• Rows from a dataset:
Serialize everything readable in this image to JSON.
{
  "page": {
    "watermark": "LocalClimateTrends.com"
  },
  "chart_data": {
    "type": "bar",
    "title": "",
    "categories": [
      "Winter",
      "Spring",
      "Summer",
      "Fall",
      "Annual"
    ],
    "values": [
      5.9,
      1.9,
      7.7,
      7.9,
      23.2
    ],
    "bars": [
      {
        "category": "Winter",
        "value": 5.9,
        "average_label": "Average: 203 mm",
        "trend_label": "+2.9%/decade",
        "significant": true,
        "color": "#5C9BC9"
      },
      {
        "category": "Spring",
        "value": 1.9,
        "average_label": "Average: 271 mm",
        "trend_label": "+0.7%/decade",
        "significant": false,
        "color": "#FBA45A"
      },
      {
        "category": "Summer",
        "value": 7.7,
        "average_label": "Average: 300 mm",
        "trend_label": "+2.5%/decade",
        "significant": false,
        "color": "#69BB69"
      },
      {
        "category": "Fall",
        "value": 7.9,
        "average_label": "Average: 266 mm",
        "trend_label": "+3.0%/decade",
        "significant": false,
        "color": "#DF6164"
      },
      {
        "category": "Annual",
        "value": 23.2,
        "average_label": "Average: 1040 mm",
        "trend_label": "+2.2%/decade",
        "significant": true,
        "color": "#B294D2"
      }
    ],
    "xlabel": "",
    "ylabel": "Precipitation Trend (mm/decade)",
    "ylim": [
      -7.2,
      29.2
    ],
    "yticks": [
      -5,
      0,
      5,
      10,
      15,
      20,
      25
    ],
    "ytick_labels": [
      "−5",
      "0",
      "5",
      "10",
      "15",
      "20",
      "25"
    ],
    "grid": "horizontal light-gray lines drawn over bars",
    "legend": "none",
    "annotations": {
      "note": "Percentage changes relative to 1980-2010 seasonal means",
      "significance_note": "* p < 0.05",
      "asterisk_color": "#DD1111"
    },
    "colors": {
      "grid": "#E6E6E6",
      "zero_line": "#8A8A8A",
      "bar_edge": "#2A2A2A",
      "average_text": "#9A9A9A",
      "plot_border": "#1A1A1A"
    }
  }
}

• Required work:
Using the records above, gather all lines where the string "bars" is present.

• Response to the task:
    "bars": [
    "grid": "horizontal light-gray lines drawn over bars",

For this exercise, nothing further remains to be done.